-- START OF ENTRIES SHOWN --

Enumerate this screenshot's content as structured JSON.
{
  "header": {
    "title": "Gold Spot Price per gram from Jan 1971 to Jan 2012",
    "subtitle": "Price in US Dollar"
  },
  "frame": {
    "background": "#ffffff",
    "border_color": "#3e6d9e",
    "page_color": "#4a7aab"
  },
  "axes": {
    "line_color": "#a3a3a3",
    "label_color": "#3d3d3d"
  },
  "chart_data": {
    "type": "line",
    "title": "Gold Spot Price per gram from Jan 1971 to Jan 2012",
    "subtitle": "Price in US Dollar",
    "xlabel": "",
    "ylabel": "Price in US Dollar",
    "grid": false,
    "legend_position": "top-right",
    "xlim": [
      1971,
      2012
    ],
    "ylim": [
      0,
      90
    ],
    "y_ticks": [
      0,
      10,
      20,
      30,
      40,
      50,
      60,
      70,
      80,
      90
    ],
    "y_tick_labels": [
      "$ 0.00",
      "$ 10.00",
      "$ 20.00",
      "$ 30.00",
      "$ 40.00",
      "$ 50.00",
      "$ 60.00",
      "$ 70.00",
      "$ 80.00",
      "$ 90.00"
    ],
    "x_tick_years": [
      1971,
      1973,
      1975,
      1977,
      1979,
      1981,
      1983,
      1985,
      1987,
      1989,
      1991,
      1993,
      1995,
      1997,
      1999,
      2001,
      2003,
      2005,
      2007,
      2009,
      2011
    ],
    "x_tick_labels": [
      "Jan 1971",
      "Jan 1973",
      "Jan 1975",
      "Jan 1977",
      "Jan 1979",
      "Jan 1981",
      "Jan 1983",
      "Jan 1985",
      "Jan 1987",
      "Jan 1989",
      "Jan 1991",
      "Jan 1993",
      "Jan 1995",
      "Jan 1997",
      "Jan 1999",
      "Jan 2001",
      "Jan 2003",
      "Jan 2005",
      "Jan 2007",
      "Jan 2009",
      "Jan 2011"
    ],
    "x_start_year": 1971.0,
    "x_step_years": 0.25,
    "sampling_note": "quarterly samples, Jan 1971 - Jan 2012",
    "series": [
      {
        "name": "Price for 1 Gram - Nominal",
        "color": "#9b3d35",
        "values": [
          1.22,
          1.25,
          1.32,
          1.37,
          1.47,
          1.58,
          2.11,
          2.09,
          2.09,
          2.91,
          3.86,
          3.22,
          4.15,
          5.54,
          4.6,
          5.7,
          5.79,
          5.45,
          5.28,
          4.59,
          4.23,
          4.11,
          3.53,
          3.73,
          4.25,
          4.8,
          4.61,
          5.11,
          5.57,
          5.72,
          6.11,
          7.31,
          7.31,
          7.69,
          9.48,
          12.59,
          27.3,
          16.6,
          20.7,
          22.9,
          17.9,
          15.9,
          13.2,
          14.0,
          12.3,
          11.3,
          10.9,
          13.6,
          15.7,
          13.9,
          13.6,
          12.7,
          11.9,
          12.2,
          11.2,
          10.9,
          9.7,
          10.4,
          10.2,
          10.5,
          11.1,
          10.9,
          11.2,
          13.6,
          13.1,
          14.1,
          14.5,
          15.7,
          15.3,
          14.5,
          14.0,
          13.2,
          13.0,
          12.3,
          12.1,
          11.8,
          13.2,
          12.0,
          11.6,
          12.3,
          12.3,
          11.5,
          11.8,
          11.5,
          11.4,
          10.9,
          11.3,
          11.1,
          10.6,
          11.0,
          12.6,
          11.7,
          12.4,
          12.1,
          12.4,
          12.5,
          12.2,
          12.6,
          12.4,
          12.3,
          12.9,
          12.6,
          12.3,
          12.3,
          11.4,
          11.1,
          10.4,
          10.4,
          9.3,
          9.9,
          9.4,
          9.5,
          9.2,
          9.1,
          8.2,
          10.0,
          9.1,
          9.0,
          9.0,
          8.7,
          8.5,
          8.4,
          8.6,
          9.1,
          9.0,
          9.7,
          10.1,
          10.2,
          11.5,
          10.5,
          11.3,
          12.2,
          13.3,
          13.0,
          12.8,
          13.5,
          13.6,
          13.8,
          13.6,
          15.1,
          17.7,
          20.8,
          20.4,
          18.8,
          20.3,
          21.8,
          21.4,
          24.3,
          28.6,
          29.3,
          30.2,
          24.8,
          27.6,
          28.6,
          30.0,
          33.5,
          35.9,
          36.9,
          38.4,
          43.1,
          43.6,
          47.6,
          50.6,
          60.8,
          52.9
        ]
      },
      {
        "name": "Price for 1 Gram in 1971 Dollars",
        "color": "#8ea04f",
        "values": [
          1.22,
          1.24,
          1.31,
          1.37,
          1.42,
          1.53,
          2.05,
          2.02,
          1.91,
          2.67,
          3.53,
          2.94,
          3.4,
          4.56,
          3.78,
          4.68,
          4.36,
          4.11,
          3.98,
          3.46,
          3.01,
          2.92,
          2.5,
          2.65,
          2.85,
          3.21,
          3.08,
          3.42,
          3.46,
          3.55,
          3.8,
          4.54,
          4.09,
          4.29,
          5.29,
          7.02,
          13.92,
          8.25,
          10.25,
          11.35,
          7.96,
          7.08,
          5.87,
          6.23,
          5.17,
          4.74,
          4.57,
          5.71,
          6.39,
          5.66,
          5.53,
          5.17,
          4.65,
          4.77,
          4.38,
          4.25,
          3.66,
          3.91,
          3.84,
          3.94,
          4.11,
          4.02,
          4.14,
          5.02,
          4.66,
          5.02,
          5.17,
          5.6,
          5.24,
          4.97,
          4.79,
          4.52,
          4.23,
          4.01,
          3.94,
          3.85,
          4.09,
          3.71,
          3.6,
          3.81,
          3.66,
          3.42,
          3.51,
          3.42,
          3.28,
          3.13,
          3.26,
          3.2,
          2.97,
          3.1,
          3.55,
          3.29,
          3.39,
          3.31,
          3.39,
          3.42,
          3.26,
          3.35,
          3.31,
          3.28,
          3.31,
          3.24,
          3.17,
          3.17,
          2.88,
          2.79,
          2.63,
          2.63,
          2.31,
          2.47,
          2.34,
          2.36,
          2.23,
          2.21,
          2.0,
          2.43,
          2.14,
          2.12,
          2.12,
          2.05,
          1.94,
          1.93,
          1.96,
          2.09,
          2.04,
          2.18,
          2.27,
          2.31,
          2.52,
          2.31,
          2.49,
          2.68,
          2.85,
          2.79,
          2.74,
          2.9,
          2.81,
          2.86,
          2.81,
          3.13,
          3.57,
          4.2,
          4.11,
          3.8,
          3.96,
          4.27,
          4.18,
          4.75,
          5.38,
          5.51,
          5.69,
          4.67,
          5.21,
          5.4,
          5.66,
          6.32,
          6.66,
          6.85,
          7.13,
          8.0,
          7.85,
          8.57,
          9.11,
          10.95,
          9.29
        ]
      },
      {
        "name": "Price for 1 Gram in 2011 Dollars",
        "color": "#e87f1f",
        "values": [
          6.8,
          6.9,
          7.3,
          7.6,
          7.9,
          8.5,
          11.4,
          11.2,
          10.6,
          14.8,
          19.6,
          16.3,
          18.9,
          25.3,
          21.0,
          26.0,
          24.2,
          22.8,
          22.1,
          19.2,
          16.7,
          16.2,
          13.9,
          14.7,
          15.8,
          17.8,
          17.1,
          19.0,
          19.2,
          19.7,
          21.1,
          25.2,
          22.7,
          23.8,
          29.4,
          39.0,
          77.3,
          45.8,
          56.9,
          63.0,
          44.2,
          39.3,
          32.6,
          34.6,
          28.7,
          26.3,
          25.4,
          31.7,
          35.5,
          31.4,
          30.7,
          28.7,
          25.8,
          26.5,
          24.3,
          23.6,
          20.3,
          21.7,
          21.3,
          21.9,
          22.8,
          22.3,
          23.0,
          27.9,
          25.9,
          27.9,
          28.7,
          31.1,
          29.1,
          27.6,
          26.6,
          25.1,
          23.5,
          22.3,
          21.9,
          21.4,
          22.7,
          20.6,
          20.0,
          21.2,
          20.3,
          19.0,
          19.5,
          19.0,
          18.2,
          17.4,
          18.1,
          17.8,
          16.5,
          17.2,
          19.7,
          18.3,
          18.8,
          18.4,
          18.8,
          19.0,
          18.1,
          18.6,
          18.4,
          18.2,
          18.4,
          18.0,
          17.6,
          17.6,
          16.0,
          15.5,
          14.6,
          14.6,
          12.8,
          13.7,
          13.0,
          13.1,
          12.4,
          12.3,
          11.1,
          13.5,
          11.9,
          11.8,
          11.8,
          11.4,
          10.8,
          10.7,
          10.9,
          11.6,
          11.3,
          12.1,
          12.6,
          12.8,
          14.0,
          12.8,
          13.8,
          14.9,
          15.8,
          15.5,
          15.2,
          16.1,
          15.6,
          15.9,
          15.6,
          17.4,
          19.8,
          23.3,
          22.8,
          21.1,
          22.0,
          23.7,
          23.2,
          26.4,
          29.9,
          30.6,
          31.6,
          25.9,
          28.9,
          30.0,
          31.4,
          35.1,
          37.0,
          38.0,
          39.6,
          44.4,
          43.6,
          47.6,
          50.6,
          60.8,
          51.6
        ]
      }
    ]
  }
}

-- END OF ENTRIES SHOWN --

*CHALLENGE:*
Select and copy every line from the records that includes the word "Dollars".

*RESULT FOR THIS EXERCISE:*
        "name": "Price for 1 Gram in 1971 Dollars",
        "name": "Price for 1 Gram in 2011 Dollars",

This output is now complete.